§ Material shown:
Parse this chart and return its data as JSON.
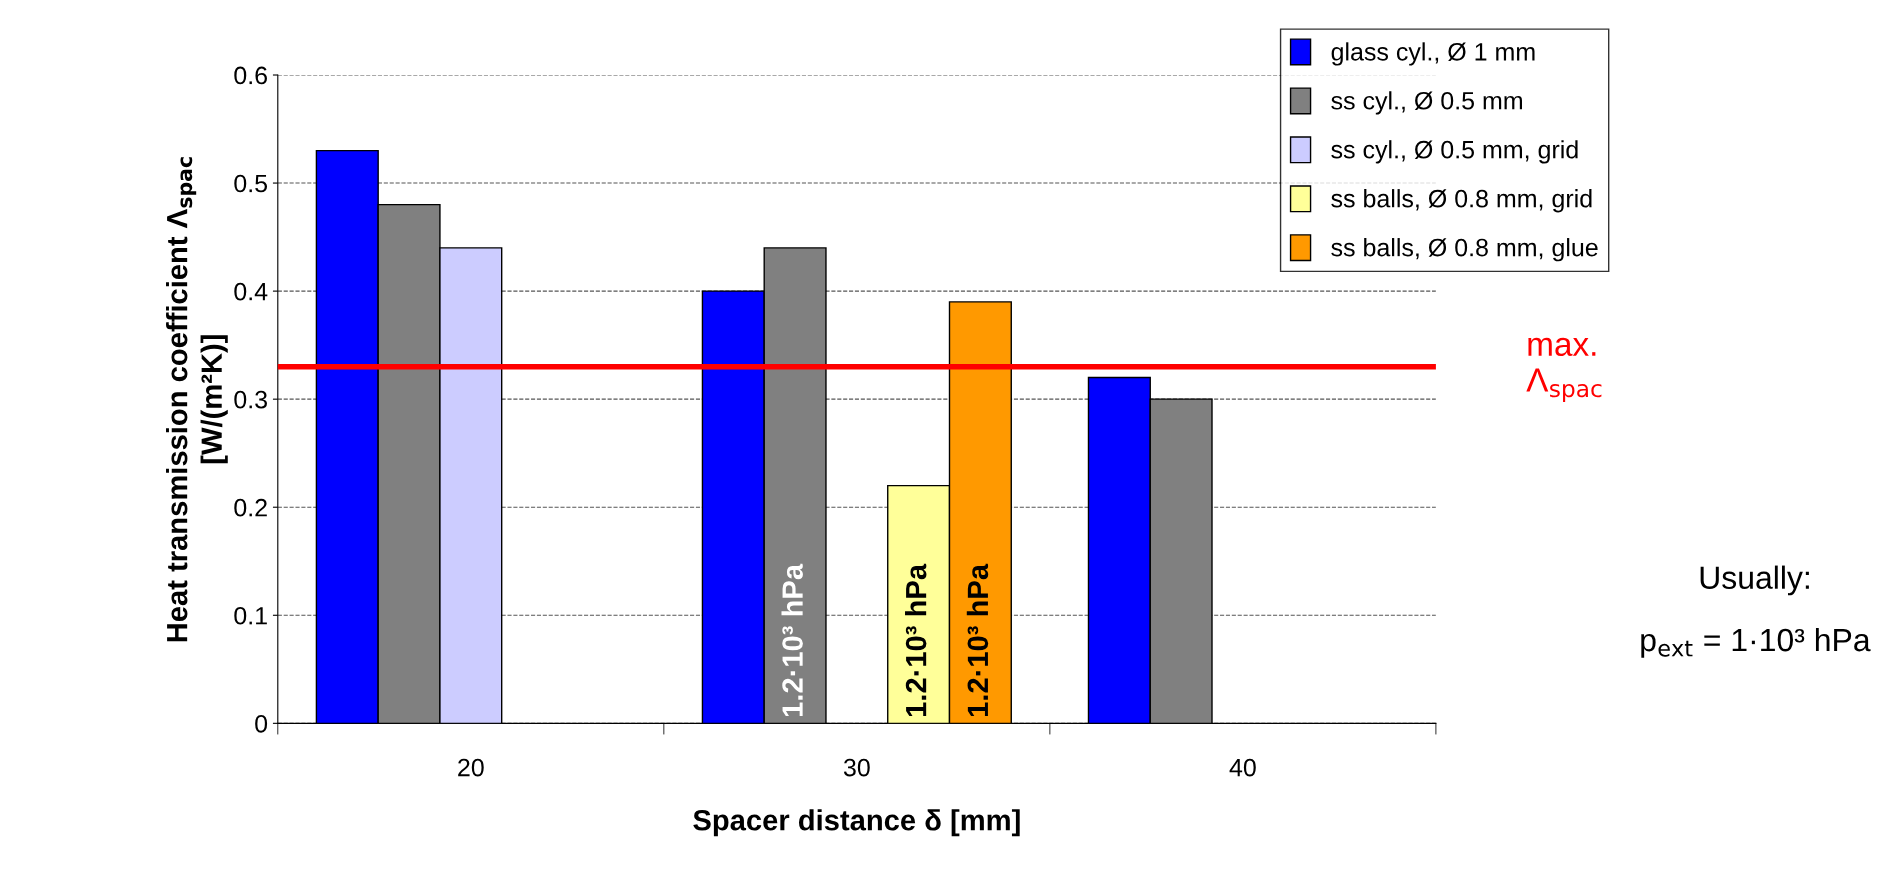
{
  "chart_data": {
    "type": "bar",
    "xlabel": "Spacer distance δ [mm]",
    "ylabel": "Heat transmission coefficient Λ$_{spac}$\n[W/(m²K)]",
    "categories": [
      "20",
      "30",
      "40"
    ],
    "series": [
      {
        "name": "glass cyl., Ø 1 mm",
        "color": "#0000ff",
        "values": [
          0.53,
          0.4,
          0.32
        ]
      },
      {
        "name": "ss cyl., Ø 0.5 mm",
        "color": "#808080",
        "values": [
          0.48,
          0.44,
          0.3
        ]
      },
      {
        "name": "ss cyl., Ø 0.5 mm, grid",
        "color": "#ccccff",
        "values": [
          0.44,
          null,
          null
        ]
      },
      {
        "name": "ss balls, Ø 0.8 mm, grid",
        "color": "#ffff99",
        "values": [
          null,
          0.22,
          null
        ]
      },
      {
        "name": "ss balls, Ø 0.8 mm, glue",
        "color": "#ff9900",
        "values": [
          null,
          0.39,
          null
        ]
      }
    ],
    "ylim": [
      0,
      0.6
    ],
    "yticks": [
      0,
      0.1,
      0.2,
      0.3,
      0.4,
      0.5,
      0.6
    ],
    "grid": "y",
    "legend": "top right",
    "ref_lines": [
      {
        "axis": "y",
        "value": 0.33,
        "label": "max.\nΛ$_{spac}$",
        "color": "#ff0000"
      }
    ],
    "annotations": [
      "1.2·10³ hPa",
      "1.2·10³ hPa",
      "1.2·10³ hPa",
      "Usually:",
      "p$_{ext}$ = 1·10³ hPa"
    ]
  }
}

§ The request: Each line of the data that includes the word "color" counts once; report the total and nothing more.

§ Solution to the problem: 6